%%

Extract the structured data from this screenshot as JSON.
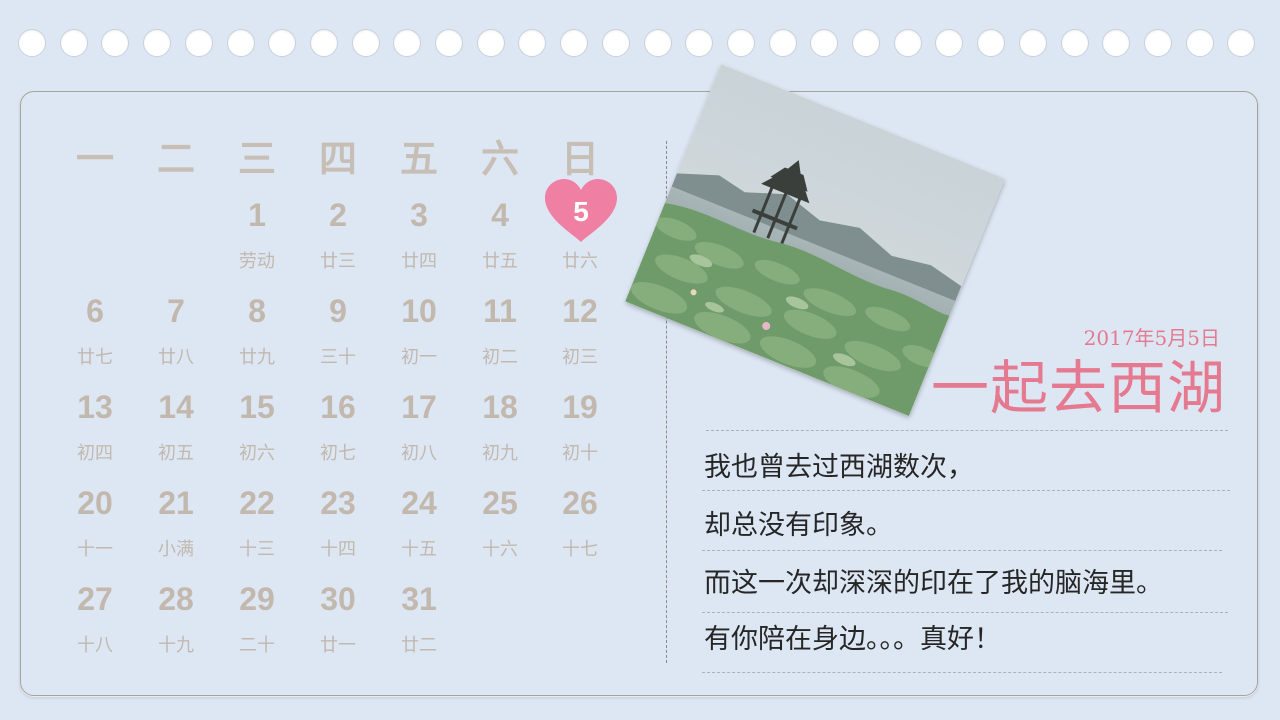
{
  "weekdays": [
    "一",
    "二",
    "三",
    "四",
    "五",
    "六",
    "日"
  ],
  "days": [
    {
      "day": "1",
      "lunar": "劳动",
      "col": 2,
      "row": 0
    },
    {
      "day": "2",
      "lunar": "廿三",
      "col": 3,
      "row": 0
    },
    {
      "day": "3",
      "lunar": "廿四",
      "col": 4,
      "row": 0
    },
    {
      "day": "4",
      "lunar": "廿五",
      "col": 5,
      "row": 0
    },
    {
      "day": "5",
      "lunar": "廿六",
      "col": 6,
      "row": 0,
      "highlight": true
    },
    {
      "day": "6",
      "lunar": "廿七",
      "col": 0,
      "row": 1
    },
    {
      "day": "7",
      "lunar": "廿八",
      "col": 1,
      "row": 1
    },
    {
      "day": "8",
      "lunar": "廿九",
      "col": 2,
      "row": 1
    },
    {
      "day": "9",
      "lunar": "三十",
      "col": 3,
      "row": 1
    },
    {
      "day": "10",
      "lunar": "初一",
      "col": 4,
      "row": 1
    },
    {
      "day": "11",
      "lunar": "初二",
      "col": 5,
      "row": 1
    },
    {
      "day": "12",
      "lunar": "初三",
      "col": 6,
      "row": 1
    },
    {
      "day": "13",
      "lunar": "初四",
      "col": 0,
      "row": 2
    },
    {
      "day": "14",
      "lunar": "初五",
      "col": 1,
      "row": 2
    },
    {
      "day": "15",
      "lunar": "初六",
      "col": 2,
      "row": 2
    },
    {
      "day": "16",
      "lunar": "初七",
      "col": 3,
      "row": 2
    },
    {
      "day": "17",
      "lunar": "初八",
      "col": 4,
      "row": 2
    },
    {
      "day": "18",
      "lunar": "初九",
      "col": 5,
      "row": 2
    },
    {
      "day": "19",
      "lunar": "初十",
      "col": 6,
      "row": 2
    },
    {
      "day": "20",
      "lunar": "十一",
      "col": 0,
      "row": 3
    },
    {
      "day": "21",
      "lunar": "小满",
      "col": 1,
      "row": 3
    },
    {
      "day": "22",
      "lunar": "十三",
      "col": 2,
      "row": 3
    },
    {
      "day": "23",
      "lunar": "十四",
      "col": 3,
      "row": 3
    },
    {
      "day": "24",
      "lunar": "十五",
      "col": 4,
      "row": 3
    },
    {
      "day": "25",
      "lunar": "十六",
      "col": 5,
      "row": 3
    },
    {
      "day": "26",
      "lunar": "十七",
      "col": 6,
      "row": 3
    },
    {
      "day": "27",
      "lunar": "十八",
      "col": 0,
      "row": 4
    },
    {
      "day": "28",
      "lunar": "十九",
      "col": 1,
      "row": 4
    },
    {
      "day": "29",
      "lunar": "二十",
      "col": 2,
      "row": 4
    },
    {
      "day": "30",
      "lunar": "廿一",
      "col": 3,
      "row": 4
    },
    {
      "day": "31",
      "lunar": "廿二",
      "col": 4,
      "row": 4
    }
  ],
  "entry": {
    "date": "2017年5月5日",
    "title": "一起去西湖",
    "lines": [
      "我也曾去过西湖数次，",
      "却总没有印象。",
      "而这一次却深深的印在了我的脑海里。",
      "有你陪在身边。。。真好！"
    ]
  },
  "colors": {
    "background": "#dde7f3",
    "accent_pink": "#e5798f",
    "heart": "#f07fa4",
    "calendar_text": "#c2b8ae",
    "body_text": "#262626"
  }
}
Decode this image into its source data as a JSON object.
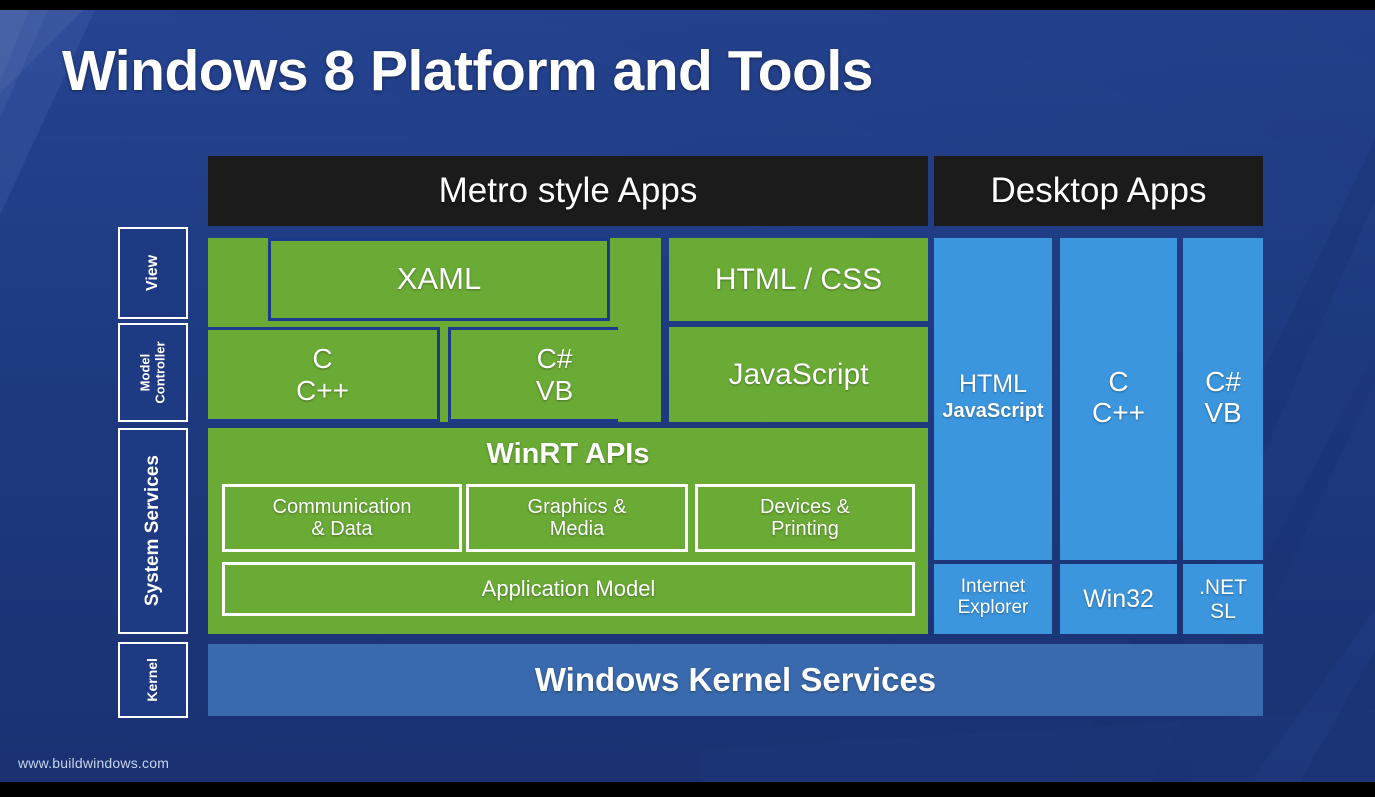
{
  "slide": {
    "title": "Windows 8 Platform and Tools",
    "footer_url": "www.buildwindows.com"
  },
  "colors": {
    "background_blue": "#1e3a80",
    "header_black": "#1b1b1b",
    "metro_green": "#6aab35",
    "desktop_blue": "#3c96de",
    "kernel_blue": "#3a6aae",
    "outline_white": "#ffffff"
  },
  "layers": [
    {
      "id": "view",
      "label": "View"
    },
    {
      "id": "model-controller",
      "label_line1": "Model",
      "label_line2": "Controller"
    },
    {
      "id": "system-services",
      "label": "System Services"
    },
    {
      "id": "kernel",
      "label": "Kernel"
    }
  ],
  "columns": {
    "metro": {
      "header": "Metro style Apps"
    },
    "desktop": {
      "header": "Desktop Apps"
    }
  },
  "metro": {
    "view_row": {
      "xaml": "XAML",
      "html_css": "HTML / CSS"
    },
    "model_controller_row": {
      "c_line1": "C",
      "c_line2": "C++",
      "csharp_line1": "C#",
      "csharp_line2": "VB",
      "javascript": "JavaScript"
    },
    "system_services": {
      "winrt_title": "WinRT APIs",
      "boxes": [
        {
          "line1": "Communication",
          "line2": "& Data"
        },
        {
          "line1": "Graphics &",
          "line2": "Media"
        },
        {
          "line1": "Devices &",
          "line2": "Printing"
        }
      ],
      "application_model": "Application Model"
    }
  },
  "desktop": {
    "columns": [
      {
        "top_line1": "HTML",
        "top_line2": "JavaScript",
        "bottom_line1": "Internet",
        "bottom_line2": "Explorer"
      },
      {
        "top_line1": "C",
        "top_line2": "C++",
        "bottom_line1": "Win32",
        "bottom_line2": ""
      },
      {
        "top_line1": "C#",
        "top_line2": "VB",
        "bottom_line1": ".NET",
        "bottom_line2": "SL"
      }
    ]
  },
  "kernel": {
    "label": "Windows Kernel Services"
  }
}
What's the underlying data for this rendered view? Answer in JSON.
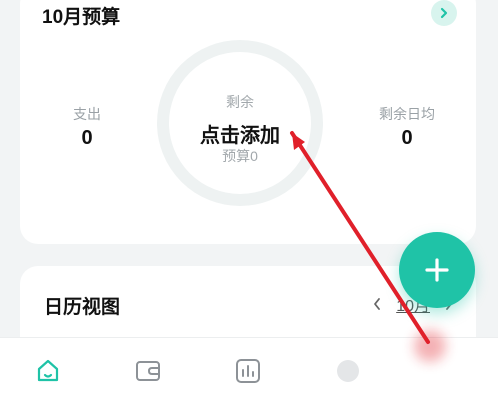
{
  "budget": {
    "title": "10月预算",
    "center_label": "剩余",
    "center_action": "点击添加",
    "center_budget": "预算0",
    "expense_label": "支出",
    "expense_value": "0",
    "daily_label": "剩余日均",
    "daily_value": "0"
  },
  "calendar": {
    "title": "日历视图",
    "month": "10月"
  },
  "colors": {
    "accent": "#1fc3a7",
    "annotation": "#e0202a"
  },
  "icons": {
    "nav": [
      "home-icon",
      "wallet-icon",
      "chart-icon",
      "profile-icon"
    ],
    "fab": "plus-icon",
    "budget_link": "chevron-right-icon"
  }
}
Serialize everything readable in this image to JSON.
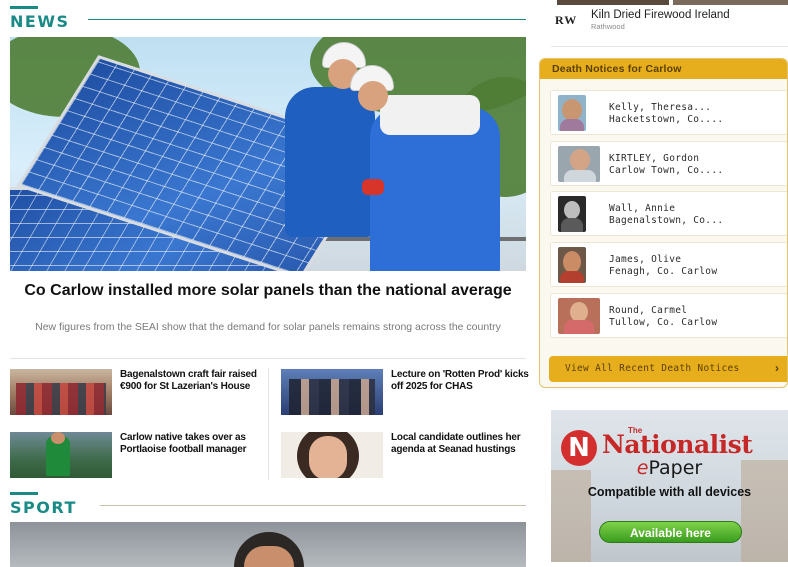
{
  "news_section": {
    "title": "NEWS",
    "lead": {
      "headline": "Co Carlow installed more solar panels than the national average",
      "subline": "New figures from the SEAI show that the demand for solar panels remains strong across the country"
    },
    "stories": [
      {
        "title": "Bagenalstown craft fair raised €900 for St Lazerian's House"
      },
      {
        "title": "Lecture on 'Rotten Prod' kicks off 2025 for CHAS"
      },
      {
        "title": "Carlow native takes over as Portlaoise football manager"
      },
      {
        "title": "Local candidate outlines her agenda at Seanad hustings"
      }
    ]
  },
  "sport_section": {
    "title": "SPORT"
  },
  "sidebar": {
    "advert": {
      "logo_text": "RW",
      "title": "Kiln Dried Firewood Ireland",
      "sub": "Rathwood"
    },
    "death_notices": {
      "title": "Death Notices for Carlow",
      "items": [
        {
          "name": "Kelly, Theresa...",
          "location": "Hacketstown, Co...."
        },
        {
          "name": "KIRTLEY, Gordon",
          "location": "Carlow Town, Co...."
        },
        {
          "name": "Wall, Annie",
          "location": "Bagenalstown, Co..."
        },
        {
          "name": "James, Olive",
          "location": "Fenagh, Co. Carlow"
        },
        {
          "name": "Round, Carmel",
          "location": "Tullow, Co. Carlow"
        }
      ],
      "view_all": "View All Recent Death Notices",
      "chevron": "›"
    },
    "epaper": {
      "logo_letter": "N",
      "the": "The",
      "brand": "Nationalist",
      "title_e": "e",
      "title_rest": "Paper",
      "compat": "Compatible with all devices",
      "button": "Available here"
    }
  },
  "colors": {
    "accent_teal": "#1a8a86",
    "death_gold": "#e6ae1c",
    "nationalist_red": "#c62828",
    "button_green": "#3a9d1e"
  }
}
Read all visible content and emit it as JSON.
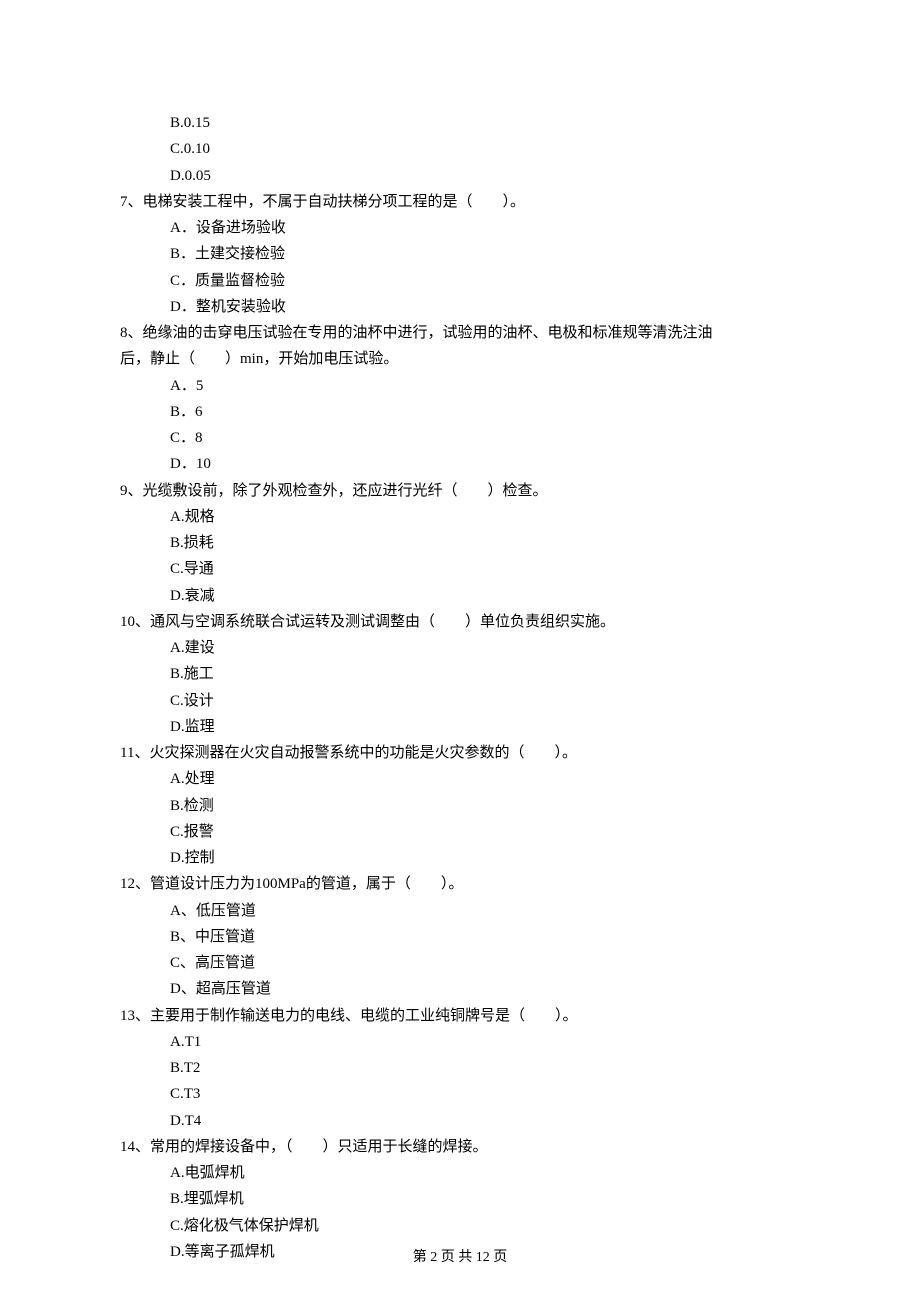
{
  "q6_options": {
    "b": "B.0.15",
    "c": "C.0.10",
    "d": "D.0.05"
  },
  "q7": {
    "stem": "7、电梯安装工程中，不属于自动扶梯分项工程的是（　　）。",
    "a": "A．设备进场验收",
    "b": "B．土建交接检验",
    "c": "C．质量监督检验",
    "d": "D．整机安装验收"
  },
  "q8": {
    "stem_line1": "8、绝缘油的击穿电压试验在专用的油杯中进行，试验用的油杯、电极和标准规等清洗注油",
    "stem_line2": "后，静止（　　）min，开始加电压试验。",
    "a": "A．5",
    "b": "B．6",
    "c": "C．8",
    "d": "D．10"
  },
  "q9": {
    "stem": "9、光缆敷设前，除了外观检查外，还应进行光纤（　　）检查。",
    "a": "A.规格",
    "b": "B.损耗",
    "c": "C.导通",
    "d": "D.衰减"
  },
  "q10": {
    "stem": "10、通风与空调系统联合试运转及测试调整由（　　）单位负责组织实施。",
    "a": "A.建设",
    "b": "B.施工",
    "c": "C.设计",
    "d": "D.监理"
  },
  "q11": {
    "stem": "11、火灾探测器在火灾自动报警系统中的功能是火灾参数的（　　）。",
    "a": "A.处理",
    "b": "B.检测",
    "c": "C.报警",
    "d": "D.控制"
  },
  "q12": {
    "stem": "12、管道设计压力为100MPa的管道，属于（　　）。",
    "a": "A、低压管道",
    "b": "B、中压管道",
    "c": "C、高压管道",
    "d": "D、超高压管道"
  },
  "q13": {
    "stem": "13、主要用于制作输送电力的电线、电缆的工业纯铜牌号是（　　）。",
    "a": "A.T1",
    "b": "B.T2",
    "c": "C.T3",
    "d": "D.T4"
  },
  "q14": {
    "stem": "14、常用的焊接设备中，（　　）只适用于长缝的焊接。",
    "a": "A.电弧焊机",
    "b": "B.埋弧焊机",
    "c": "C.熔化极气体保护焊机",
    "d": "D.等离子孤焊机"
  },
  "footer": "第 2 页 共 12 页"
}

%%

> _Directions for this task_:
Copy out each line of the records where the string "Carlow" appears.

> _Correct result_:
      "headline": "Co Carlow installed more solar panels than the national average",
        "title": "Carlow native takes over as Portlaoise football manager"
      "title": "Death Notices for Carlow",
          "location": "Carlow Town, Co...."
          "location": "Fenagh, Co. Carlow"
          "location": "Tullow, Co. Carlow"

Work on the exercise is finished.